-- TASK INPUT start --
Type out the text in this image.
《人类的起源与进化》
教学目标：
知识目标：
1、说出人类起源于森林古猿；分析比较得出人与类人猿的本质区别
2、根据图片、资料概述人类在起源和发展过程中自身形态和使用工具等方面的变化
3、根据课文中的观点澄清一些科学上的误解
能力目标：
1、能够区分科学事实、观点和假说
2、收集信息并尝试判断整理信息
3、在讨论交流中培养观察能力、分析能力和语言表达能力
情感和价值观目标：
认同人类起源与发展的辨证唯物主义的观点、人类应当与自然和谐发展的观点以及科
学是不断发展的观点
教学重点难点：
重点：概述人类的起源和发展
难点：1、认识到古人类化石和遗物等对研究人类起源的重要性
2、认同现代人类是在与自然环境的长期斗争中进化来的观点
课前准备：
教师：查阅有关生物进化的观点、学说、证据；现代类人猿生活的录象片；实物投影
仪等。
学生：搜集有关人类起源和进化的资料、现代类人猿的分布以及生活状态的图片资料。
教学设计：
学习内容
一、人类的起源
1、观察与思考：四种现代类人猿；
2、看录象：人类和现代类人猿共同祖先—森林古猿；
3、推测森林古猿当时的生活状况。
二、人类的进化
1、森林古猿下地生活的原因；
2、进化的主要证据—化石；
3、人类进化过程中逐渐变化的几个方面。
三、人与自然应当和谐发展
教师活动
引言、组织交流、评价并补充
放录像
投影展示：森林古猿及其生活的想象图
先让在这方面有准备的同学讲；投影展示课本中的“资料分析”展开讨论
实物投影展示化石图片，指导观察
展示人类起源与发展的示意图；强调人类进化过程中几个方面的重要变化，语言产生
-- TASK INPUT end --
- _WHAT YOU WILL DO_:
Extract the listing in its entirety and repeat it exactly.

- _ANSWER FOR THE TASK_:
Type out the text in this image.
《人类的起源与进化》
教学目标：
知识目标：
1、说出人类起源于森林古猿；分析比较得出人与类人猿的本质区别
2、根据图片、资料概述人类在起源和发展过程中自身形态和使用工具等方面的变化
3、根据课文中的观点澄清一些科学上的误解
能力目标：
1、能够区分科学事实、观点和假说
2、收集信息并尝试判断整理信息
3、在讨论交流中培养观察能力、分析能力和语言表达能力
情感和价值观目标：
认同人类起源与发展的辨证唯物主义的观点、人类应当与自然和谐发展的观点以及科
学是不断发展的观点
教学重点难点：
重点：概述人类的起源和发展
难点：1、认识到古人类化石和遗物等对研究人类起源的重要性
2、认同现代人类是在与自然环境的长期斗争中进化来的观点
课前准备：
教师：查阅有关生物进化的观点、学说、证据；现代类人猿生活的录象片；实物投影
仪等。
学生：搜集有关人类起源和进化的资料、现代类人猿的分布以及生活状态的图片资料。
教学设计：
学习内容
一、人类的起源
1、观察与思考：四种现代类人猿；
2、看录象：人类和现代类人猿共同祖先—森林古猿；
3、推测森林古猿当时的生活状况。
二、人类的进化
1、森林古猿下地生活的原因；
2、进化的主要证据—化石；
3、人类进化过程中逐渐变化的几个方面。
三、人与自然应当和谐发展
教师活动
引言、组织交流、评价并补充
放录像
投影展示：森林古猿及其生活的想象图
先让在这方面有准备的同学讲；投影展示课本中的“资料分析”展开讨论
实物投影展示化石图片，指导观察
展示人类起源与发展的示意图；强调人类进化过程中几个方面的重要变化，语言产生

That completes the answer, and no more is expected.